▶ Task prompt: Restate the entries word for word, omitting nothing.
━━ Recorded data ━━
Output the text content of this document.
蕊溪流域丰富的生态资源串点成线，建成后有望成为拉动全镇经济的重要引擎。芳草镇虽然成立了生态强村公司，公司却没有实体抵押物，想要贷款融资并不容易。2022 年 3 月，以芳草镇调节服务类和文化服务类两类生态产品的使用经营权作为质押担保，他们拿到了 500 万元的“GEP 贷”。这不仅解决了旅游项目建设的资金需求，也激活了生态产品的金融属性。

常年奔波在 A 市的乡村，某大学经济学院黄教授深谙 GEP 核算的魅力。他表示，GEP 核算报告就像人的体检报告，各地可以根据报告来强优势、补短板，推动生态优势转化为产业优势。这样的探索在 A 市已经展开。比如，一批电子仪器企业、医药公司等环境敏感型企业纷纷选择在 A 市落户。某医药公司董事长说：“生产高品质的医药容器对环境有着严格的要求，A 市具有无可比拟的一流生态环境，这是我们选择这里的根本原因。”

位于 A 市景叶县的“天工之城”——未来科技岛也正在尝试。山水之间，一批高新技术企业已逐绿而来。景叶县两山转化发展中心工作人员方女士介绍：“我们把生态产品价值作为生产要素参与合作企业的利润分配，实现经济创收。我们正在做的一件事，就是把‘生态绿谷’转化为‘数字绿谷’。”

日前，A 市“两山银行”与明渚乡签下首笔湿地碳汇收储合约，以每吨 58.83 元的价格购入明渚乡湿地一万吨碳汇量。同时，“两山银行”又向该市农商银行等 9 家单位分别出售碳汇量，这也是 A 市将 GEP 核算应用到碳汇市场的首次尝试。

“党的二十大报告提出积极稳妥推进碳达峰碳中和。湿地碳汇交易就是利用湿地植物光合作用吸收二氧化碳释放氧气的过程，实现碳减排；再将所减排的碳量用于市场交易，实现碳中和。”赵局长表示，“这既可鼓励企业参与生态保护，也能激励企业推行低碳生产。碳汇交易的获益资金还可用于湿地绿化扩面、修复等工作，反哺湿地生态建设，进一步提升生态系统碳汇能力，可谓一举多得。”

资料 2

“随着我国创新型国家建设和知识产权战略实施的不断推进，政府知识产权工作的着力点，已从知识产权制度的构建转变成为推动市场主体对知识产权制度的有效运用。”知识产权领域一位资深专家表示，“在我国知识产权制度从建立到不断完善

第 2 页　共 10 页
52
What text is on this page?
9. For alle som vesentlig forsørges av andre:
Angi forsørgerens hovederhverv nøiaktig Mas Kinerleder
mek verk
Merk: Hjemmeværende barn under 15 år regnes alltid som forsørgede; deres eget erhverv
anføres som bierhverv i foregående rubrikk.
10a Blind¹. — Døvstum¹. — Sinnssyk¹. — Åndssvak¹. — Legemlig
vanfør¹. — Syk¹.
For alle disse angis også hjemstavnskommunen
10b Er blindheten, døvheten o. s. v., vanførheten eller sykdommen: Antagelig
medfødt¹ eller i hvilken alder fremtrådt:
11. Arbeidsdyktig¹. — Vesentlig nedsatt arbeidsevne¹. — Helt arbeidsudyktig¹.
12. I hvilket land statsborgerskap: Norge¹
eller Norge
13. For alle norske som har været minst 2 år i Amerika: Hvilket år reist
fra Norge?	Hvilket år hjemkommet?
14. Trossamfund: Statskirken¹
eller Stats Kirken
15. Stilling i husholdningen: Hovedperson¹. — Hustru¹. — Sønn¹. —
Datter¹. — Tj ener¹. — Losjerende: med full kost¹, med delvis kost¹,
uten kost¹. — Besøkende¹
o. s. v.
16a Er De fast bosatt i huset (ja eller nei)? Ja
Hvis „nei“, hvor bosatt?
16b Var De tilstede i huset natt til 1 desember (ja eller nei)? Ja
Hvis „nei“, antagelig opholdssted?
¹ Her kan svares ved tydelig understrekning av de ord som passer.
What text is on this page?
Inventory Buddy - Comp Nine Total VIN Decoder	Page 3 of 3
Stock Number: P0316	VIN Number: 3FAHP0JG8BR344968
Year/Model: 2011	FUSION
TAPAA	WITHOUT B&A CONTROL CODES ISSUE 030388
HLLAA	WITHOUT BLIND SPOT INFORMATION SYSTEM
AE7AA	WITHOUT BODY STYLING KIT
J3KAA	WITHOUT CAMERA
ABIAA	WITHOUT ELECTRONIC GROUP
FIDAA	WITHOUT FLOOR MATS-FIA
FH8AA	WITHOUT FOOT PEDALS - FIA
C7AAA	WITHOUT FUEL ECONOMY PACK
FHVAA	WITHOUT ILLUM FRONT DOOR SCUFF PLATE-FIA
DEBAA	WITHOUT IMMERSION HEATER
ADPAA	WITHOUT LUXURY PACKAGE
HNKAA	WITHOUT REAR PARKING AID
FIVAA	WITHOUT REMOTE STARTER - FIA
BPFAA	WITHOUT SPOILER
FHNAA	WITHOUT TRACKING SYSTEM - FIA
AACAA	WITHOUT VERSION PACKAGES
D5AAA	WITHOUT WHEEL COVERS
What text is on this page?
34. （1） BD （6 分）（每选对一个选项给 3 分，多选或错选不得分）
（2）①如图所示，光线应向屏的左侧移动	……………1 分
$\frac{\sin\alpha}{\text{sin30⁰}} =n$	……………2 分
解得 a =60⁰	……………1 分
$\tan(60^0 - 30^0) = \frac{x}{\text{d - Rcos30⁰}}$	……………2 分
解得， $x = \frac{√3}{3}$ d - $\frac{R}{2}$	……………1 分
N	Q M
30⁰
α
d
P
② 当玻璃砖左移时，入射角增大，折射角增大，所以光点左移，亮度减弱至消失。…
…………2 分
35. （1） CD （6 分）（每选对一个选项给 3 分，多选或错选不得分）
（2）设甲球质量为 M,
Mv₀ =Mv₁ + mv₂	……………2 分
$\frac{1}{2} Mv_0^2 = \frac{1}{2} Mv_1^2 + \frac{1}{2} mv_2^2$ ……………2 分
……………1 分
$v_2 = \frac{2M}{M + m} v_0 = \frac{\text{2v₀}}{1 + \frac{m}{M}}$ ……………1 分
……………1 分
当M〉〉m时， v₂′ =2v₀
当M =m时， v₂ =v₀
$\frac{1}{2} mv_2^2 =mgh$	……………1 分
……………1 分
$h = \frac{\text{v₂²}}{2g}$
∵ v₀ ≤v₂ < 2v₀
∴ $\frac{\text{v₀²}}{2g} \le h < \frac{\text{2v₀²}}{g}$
━━━
▶ Finished exercise:
Output the text content of this document.
蕊溪流域丰富的生态资源串点成线，建成后有望成为拉动全镇经济的重要引擎。芳草镇虽然成立了生态强村公司，公司却没有实体抵押物，想要贷款融资并不容易。2022 年 3 月，以芳草镇调节服务类和文化服务类两类生态产品的使用经营权作为质押担保，他们拿到了 500 万元的“GEP 贷”。这不仅解决了旅游项目建设的资金需求，也激活了生态产品的金融属性。

常年奔波在 A 市的乡村，某大学经济学院黄教授深谙 GEP 核算的魅力。他表示，GEP 核算报告就像人的体检报告，各地可以根据报告来强优势、补短板，推动生态优势转化为产业优势。这样的探索在 A 市已经展开。比如，一批电子仪器企业、医药公司等环境敏感型企业纷纷选择在 A 市落户。某医药公司董事长说：“生产高品质的医药容器对环境有着严格的要求，A 市具有无可比拟的一流生态环境，这是我们选择这里的根本原因。”

位于 A 市景叶县的“天工之城”——未来科技岛也正在尝试。山水之间，一批高新技术企业已逐绿而来。景叶县两山转化发展中心工作人员方女士介绍：“我们把生态产品价值作为生产要素参与合作企业的利润分配，实现经济创收。我们正在做的一件事，就是把‘生态绿谷’转化为‘数字绿谷’。”

日前，A 市“两山银行”与明渚乡签下首笔湿地碳汇收储合约，以每吨 58.83 元的价格购入明渚乡湿地一万吨碳汇量。同时，“两山银行”又向该市农商银行等 9 家单位分别出售碳汇量，这也是 A 市将 GEP 核算应用到碳汇市场的首次尝试。

“党的二十大报告提出积极稳妥推进碳达峰碳中和。湿地碳汇交易就是利用湿地植物光合作用吸收二氧化碳释放氧气的过程，实现碳减排；再将所减排的碳量用于市场交易，实现碳中和。”赵局长表示，“这既可鼓励企业参与生态保护，也能激励企业推行低碳生产。碳汇交易的获益资金还可用于湿地绿化扩面、修复等工作，反哺湿地生态建设，进一步提升生态系统碳汇能力，可谓一举多得。”

资料 2

“随着我国创新型国家建设和知识产权战略实施的不断推进，政府知识产权工作的着力点，已从知识产权制度的构建转变成为推动市场主体对知识产权制度的有效运用。”知识产权领域一位资深专家表示，“在我国知识产权制度从建立到不断完善

第 2 页　共 10 页
52
What text is on this page?
9. For alle som vesentlig forsørges av andre:
Angi forsørgerens hovederhverv nøiaktig Mas Kinerleder
mek verk
Merk: Hjemmeværende barn under 15 år regnes alltid som forsørgede; deres eget erhverv
anføres som bierhverv i foregående rubrikk.
10a Blind¹. — Døvstum¹. — Sinnssyk¹. — Åndssvak¹. — Legemlig
vanfør¹. — Syk¹.
For alle disse angis også hjemstavnskommunen
10b Er blindheten, døvheten o. s. v., vanførheten eller sykdommen: Antagelig
medfødt¹ eller i hvilken alder fremtrådt:
11. Arbeidsdyktig¹. — Vesentlig nedsatt arbeidsevne¹. — Helt arbeidsudyktig¹.
12. I hvilket land statsborgerskap: Norge¹
eller Norge
13. For alle norske som har været minst 2 år i Amerika: Hvilket år reist
fra Norge?	Hvilket år hjemkommet?
14. Trossamfund: Statskirken¹
eller Stats Kirken
15. Stilling i husholdningen: Hovedperson¹. — Hustru¹. — Sønn¹. —
Datter¹. — Tj ener¹. — Losjerende: med full kost¹, med delvis kost¹,
uten kost¹. — Besøkende¹
o. s. v.
16a Er De fast bosatt i huset (ja eller nei)? Ja
Hvis „nei“, hvor bosatt?
16b Var De tilstede i huset natt til 1 desember (ja eller nei)? Ja
Hvis „nei“, antagelig opholdssted?
¹ Her kan svares ved tydelig understrekning av de ord som passer.
What text is on this page?
Inventory Buddy - Comp Nine Total VIN Decoder	Page 3 of 3
Stock Number: P0316	VIN Number: 3FAHP0JG8BR344968
Year/Model: 2011	FUSION
TAPAA	WITHOUT B&A CONTROL CODES ISSUE 030388
HLLAA	WITHOUT BLIND SPOT INFORMATION SYSTEM
AE7AA	WITHOUT BODY STYLING KIT
J3KAA	WITHOUT CAMERA
ABIAA	WITHOUT ELECTRONIC GROUP
FIDAA	WITHOUT FLOOR MATS-FIA
FH8AA	WITHOUT FOOT PEDALS - FIA
C7AAA	WITHOUT FUEL ECONOMY PACK
FHVAA	WITHOUT ILLUM FRONT DOOR SCUFF PLATE-FIA
DEBAA	WITHOUT IMMERSION HEATER
ADPAA	WITHOUT LUXURY PACKAGE
HNKAA	WITHOUT REAR PARKING AID
FIVAA	WITHOUT REMOTE STARTER - FIA
BPFAA	WITHOUT SPOILER
FHNAA	WITHOUT TRACKING SYSTEM - FIA
AACAA	WITHOUT VERSION PACKAGES
D5AAA	WITHOUT WHEEL COVERS
What text is on this page?
34. （1） BD （6 分）（每选对一个选项给 3 分，多选或错选不得分）
（2）①如图所示，光线应向屏的左侧移动	……………1 分
$\frac{\sin\alpha}{\text{sin30⁰}} =n$	……………2 分
解得 a =60⁰	……………1 分
$\tan(60^0 - 30^0) = \frac{x}{\text{d - Rcos30⁰}}$	……………2 分
解得， $x = \frac{√3}{3}$ d - $\frac{R}{2}$	……………1 分
N	Q M
30⁰
α
d
P
② 当玻璃砖左移时，入射角增大，折射角增大，所以光点左移，亮度减弱至消失。…
…………2 分
35. （1） CD （6 分）（每选对一个选项给 3 分，多选或错选不得分）
（2）设甲球质量为 M,
Mv₀ =Mv₁ + mv₂	……………2 分
$\frac{1}{2} Mv_0^2 = \frac{1}{2} Mv_1^2 + \frac{1}{2} mv_2^2$ ……………2 分
……………1 分
$v_2 = \frac{2M}{M + m} v_0 = \frac{\text{2v₀}}{1 + \frac{m}{M}}$ ……………1 分
……………1 分
当M〉〉m时， v₂′ =2v₀
当M =m时， v₂ =v₀
$\frac{1}{2} mv_2^2 =mgh$	……………1 分
……………1 分
$h = \frac{\text{v₂²}}{2g}$
∵ v₀ ≤v₂ < 2v₀
∴ $\frac{\text{v₀²}}{2g} \le h < \frac{\text{2v₀²}}{g}$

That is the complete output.